Given instruction ->
Word for word, quote all of the material, omitting the pictures.

Available records ->
^^^^^^^^
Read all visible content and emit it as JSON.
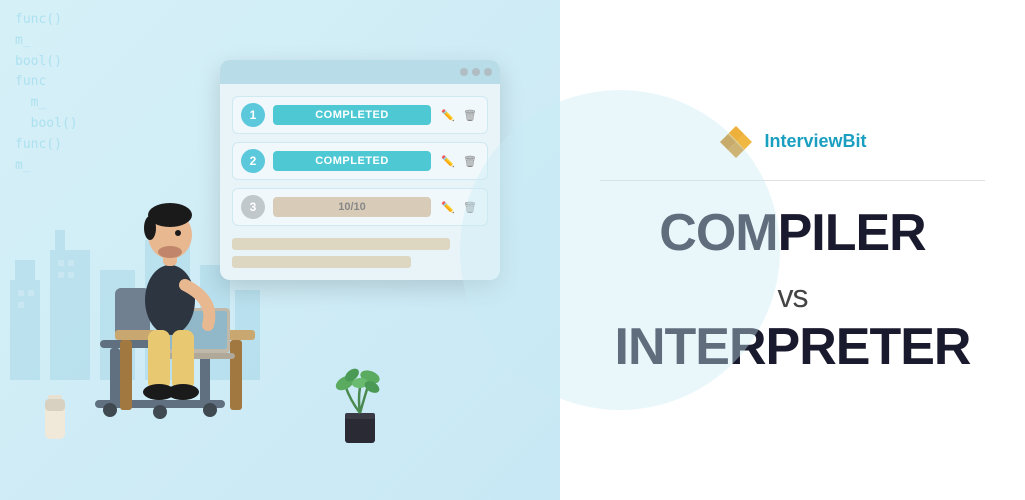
{
  "left_panel": {
    "bg_code_lines": [
      "func()",
      "m_",
      "bool()",
      "func",
      "m_",
      "bool()"
    ],
    "window": {
      "tasks": [
        {
          "number": "1",
          "status": "COMPLETED",
          "type": "completed"
        },
        {
          "number": "2",
          "status": "COMPLETED",
          "type": "completed"
        },
        {
          "number": "3",
          "status": "10/10",
          "type": "progress"
        }
      ]
    }
  },
  "right_panel": {
    "brand": {
      "name_part1": "Interview",
      "name_part2": "Bit"
    },
    "title_line1": "COMPILER",
    "title_vs": "vs",
    "title_line2": "INTERPRETER"
  }
}
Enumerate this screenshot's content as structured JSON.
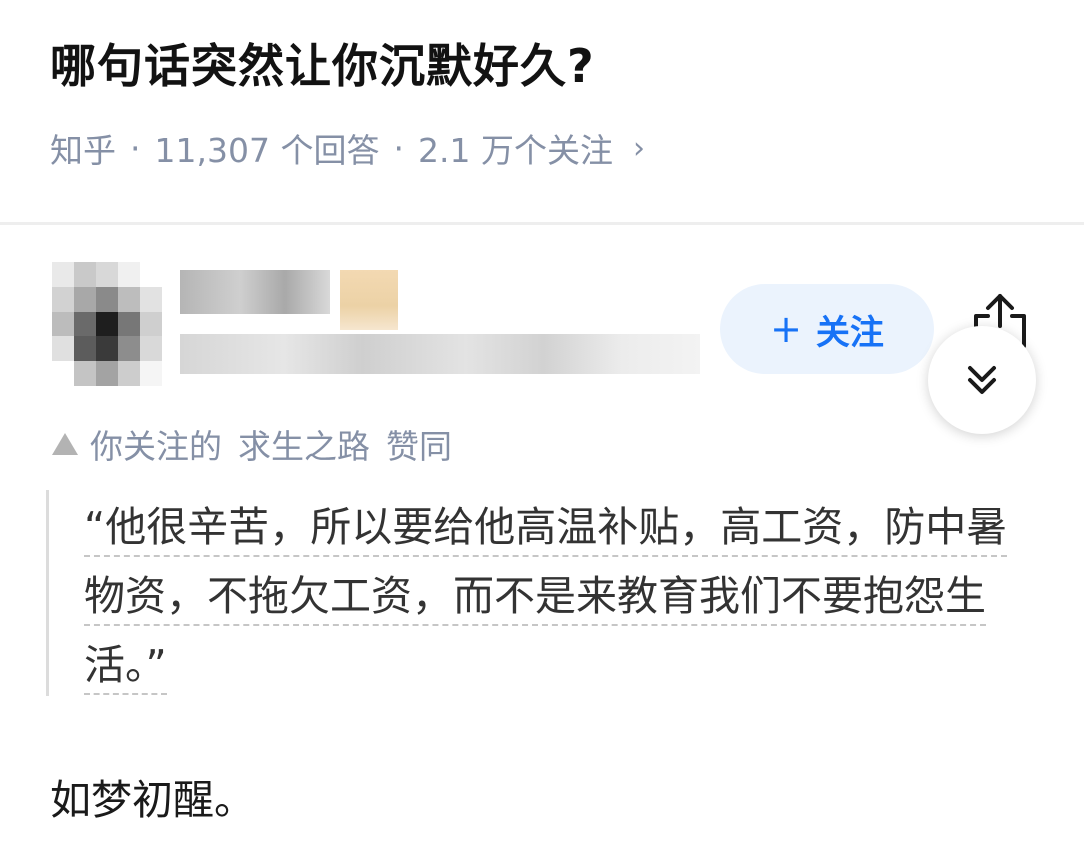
{
  "question": {
    "title": "哪句话突然让你沉默好久?",
    "source": "知乎",
    "answers": "11,307 个回答",
    "followers": "2.1 万个关注",
    "chevron": "›"
  },
  "author": {
    "follow_plus": "+",
    "follow_label": "关注"
  },
  "voter": {
    "prefix": "你关注的",
    "name": "求生之路",
    "action": "赞同"
  },
  "answer": {
    "quote": "“他很辛苦，所以要给他高温补贴，高工资，防中暑物资，不拖欠工资，而不是来教育我们不要抱怨生活。”",
    "conclusion": "如梦初醒。"
  },
  "colors": {
    "accent": "#1772f6",
    "follow_bg": "#ebf3fd",
    "meta_gray": "#8590a6"
  },
  "icons": {
    "share": "share-icon",
    "collapse": "double-chevron-down-icon",
    "upvote": "triangle-up-icon"
  }
}
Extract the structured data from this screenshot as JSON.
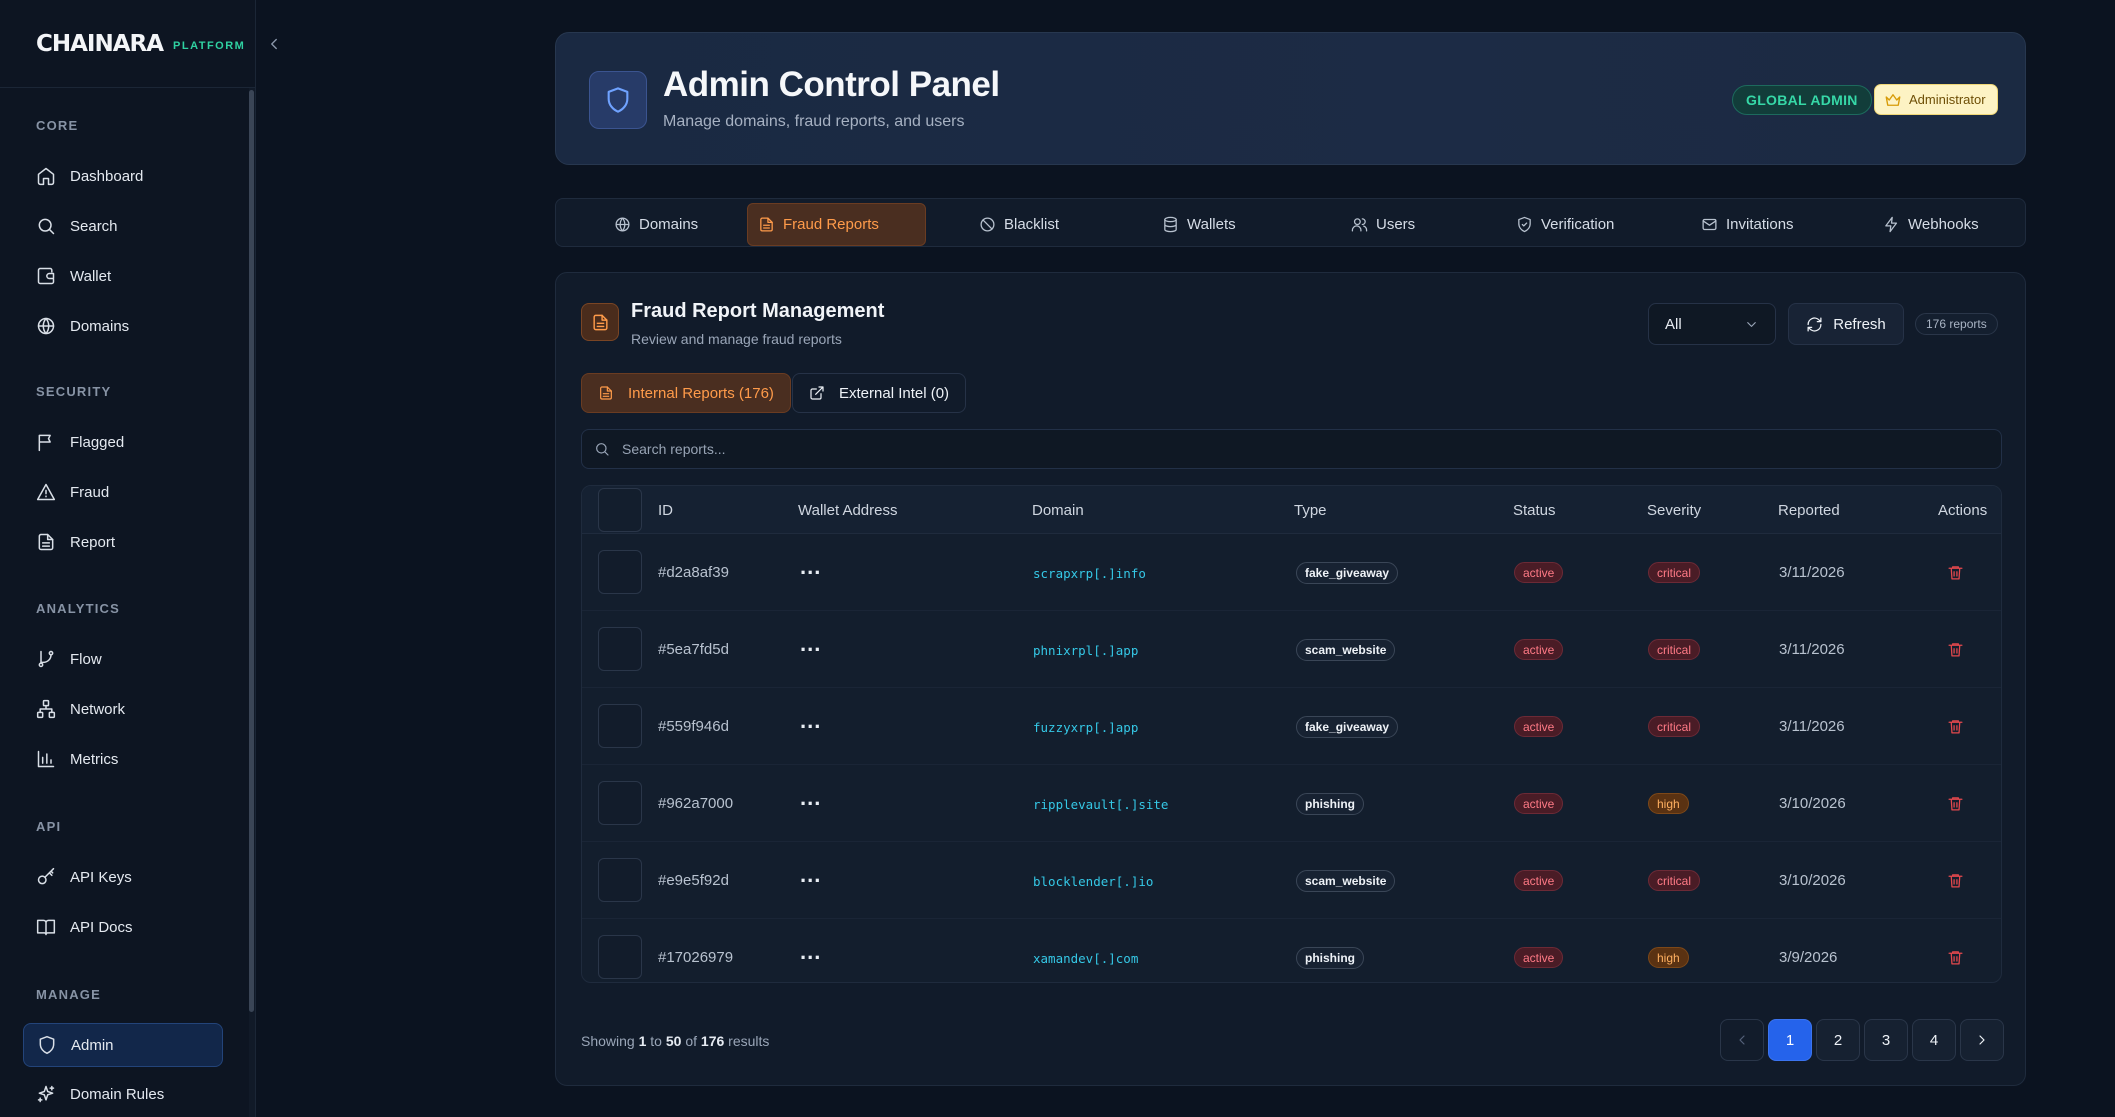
{
  "brand": {
    "logo": "CHAINARA",
    "tag": "PLATFORM"
  },
  "sidebar": {
    "sections": [
      {
        "title": "CORE",
        "items": [
          {
            "label": "Dashboard",
            "icon": "home-icon"
          },
          {
            "label": "Search",
            "icon": "search-icon"
          },
          {
            "label": "Wallet",
            "icon": "wallet-icon"
          },
          {
            "label": "Domains",
            "icon": "globe-icon"
          }
        ]
      },
      {
        "title": "SECURITY",
        "items": [
          {
            "label": "Flagged",
            "icon": "flag-icon"
          },
          {
            "label": "Fraud",
            "icon": "warning-icon"
          },
          {
            "label": "Report",
            "icon": "document-icon"
          }
        ]
      },
      {
        "title": "ANALYTICS",
        "items": [
          {
            "label": "Flow",
            "icon": "git-branch-icon"
          },
          {
            "label": "Network",
            "icon": "network-icon"
          },
          {
            "label": "Metrics",
            "icon": "bar-chart-icon"
          }
        ]
      },
      {
        "title": "API",
        "items": [
          {
            "label": "API Keys",
            "icon": "key-icon"
          },
          {
            "label": "API Docs",
            "icon": "book-icon"
          }
        ]
      },
      {
        "title": "MANAGE",
        "items": [
          {
            "label": "Admin",
            "icon": "shield-icon",
            "active": true
          },
          {
            "label": "Domain Rules",
            "icon": "sparkle-icon"
          }
        ]
      }
    ]
  },
  "header": {
    "title": "Admin Control Panel",
    "subtitle": "Manage domains, fraud reports, and users",
    "badge_global": "GLOBAL ADMIN",
    "badge_admin": "Administrator"
  },
  "tabs": [
    {
      "label": "Domains",
      "icon": "globe-icon"
    },
    {
      "label": "Fraud Reports",
      "icon": "document-icon",
      "active": true
    },
    {
      "label": "Blacklist",
      "icon": "ban-icon"
    },
    {
      "label": "Wallets",
      "icon": "database-icon"
    },
    {
      "label": "Users",
      "icon": "users-icon"
    },
    {
      "label": "Verification",
      "icon": "shield-check-icon"
    },
    {
      "label": "Invitations",
      "icon": "mail-icon"
    },
    {
      "label": "Webhooks",
      "icon": "zap-icon"
    }
  ],
  "panel": {
    "title": "Fraud Report Management",
    "subtitle": "Review and manage fraud reports",
    "filter_value": "All",
    "refresh_label": "Refresh",
    "count": "176 reports",
    "subtab_internal": "Internal Reports (176)",
    "subtab_external": "External Intel (0)",
    "search_placeholder": "Search reports..."
  },
  "table": {
    "columns": [
      "ID",
      "Wallet Address",
      "Domain",
      "Type",
      "Status",
      "Severity",
      "Reported",
      "Actions"
    ],
    "rows": [
      {
        "id": "#d2a8af39",
        "wallet": "...",
        "domain": "scrapxrp[.]info",
        "type": "fake_giveaway",
        "status": "active",
        "severity": "critical",
        "reported": "3/11/2026"
      },
      {
        "id": "#5ea7fd5d",
        "wallet": "...",
        "domain": "phnixrpl[.]app",
        "type": "scam_website",
        "status": "active",
        "severity": "critical",
        "reported": "3/11/2026"
      },
      {
        "id": "#559f946d",
        "wallet": "...",
        "domain": "fuzzyxrp[.]app",
        "type": "fake_giveaway",
        "status": "active",
        "severity": "critical",
        "reported": "3/11/2026"
      },
      {
        "id": "#962a7000",
        "wallet": "...",
        "domain": "ripplevault[.]site",
        "type": "phishing",
        "status": "active",
        "severity": "high",
        "reported": "3/10/2026"
      },
      {
        "id": "#e9e5f92d",
        "wallet": "...",
        "domain": "blocklender[.]io",
        "type": "scam_website",
        "status": "active",
        "severity": "critical",
        "reported": "3/10/2026"
      },
      {
        "id": "#17026979",
        "wallet": "...",
        "domain": "xamandev[.]com",
        "type": "phishing",
        "status": "active",
        "severity": "high",
        "reported": "3/9/2026"
      }
    ]
  },
  "pagination": {
    "showing_prefix": "Showing",
    "from": "1",
    "to_word": "to",
    "to": "50",
    "of_word": "of",
    "total": "176",
    "suffix": "results",
    "pages": [
      "1",
      "2",
      "3",
      "4"
    ]
  },
  "colors": {
    "accent": "#ff9b4a",
    "primary": "#2563eb",
    "success": "#36d8a7",
    "danger": "#ff7a86"
  }
}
^^^^^^^^
Response to the exercise ->
Read all visible content and emit it as JSON.
{
  "left_panel": {
    "bg_code_lines": [
      "func()",
      "m_",
      "bool()",
      "func",
      "m_",
      "bool()"
    ],
    "window": {
      "tasks": [
        {
          "number": "1",
          "status": "COMPLETED",
          "type": "completed"
        },
        {
          "number": "2",
          "status": "COMPLETED",
          "type": "completed"
        },
        {
          "number": "3",
          "status": "10/10",
          "type": "progress"
        }
      ]
    }
  },
  "right_panel": {
    "brand": {
      "name_part1": "Interview",
      "name_part2": "Bit"
    },
    "title_line1": "COMPILER",
    "title_vs": "vs",
    "title_line2": "INTERPRETER"
  }
}
Enumerate this screenshot's content as structured JSON.
{
  "question": {
    "title": "哪句话突然让你沉默好久?",
    "source": "知乎",
    "answers": "11,307 个回答",
    "followers": "2.1 万个关注",
    "chevron": "›"
  },
  "author": {
    "follow_plus": "+",
    "follow_label": "关注"
  },
  "voter": {
    "prefix": "你关注的",
    "name": "求生之路",
    "action": "赞同"
  },
  "answer": {
    "quote": "“他很辛苦，所以要给他高温补贴，高工资，防中暑物资，不拖欠工资，而不是来教育我们不要抱怨生活。”",
    "conclusion": "如梦初醒。"
  },
  "colors": {
    "accent": "#1772f6",
    "follow_bg": "#ebf3fd",
    "meta_gray": "#8590a6"
  },
  "icons": {
    "share": "share-icon",
    "collapse": "double-chevron-down-icon",
    "upvote": "triangle-up-icon"
  }
}
Extract the structured data from this screenshot as JSON.
{
  "brand": {
    "logo": "CHAINARA",
    "tag": "PLATFORM"
  },
  "sidebar": {
    "sections": [
      {
        "title": "CORE",
        "items": [
          {
            "label": "Dashboard",
            "icon": "home-icon"
          },
          {
            "label": "Search",
            "icon": "search-icon"
          },
          {
            "label": "Wallet",
            "icon": "wallet-icon"
          },
          {
            "label": "Domains",
            "icon": "globe-icon"
          }
        ]
      },
      {
        "title": "SECURITY",
        "items": [
          {
            "label": "Flagged",
            "icon": "flag-icon"
          },
          {
            "label": "Fraud",
            "icon": "warning-icon"
          },
          {
            "label": "Report",
            "icon": "document-icon"
          }
        ]
      },
      {
        "title": "ANALYTICS",
        "items": [
          {
            "label": "Flow",
            "icon": "git-branch-icon"
          },
          {
            "label": "Network",
            "icon": "network-icon"
          },
          {
            "label": "Metrics",
            "icon": "bar-chart-icon"
          }
        ]
      },
      {
        "title": "API",
        "items": [
          {
            "label": "API Keys",
            "icon": "key-icon"
          },
          {
            "label": "API Docs",
            "icon": "book-icon"
          }
        ]
      },
      {
        "title": "MANAGE",
        "items": [
          {
            "label": "Admin",
            "icon": "shield-icon",
            "active": true
          },
          {
            "label": "Domain Rules",
            "icon": "sparkle-icon"
          }
        ]
      }
    ]
  },
  "header": {
    "title": "Admin Control Panel",
    "subtitle": "Manage domains, fraud reports, and users",
    "badge_global": "GLOBAL ADMIN",
    "badge_admin": "Administrator"
  },
  "tabs": [
    {
      "label": "Domains",
      "icon": "globe-icon"
    },
    {
      "label": "Fraud Reports",
      "icon": "document-icon",
      "active": true
    },
    {
      "label": "Blacklist",
      "icon": "ban-icon"
    },
    {
      "label": "Wallets",
      "icon": "database-icon"
    },
    {
      "label": "Users",
      "icon": "users-icon"
    },
    {
      "label": "Verification",
      "icon": "shield-check-icon"
    },
    {
      "label": "Invitations",
      "icon": "mail-icon"
    },
    {
      "label": "Webhooks",
      "icon": "zap-icon"
    }
  ],
  "panel": {
    "title": "Fraud Report Management",
    "subtitle": "Review and manage fraud reports",
    "filter_value": "All",
    "refresh_label": "Refresh",
    "count": "176 reports",
    "subtab_internal": "Internal Reports (176)",
    "subtab_external": "External Intel (0)",
    "search_placeholder": "Search reports..."
  },
  "table": {
    "columns": [
      "ID",
      "Wallet Address",
      "Domain",
      "Type",
      "Status",
      "Severity",
      "Reported",
      "Actions"
    ],
    "rows": [
      {
        "id": "#d2a8af39",
        "wallet": "...",
        "domain": "scrapxrp[.]info",
        "type": "fake_giveaway",
        "status": "active",
        "severity": "critical",
        "reported": "3/11/2026"
      },
      {
        "id": "#5ea7fd5d",
        "wallet": "...",
        "domain": "phnixrpl[.]app",
        "type": "scam_website",
        "status": "active",
        "severity": "critical",
        "reported": "3/11/2026"
      },
      {
        "id": "#559f946d",
        "wallet": "...",
        "domain": "fuzzyxrp[.]app",
        "type": "fake_giveaway",
        "status": "active",
        "severity": "critical",
        "reported": "3/11/2026"
      },
      {
        "id": "#962a7000",
        "wallet": "...",
        "domain": "ripplevault[.]site",
        "type": "phishing",
        "status": "active",
        "severity": "high",
        "reported": "3/10/2026"
      },
      {
        "id": "#e9e5f92d",
        "wallet": "...",
        "domain": "blocklender[.]io",
        "type": "scam_website",
        "status": "active",
        "severity": "critical",
        "reported": "3/10/2026"
      },
      {
        "id": "#17026979",
        "wallet": "...",
        "domain": "xamandev[.]com",
        "type": "phishing",
        "status": "active",
        "severity": "high",
        "reported": "3/9/2026"
      }
    ]
  },
  "pagination": {
    "showing_prefix": "Showing",
    "from": "1",
    "to_word": "to",
    "to": "50",
    "of_word": "of",
    "total": "176",
    "suffix": "results",
    "pages": [
      "1",
      "2",
      "3",
      "4"
    ]
  },
  "colors": {
    "accent": "#ff9b4a",
    "primary": "#2563eb",
    "success": "#36d8a7",
    "danger": "#ff7a86"
  }
}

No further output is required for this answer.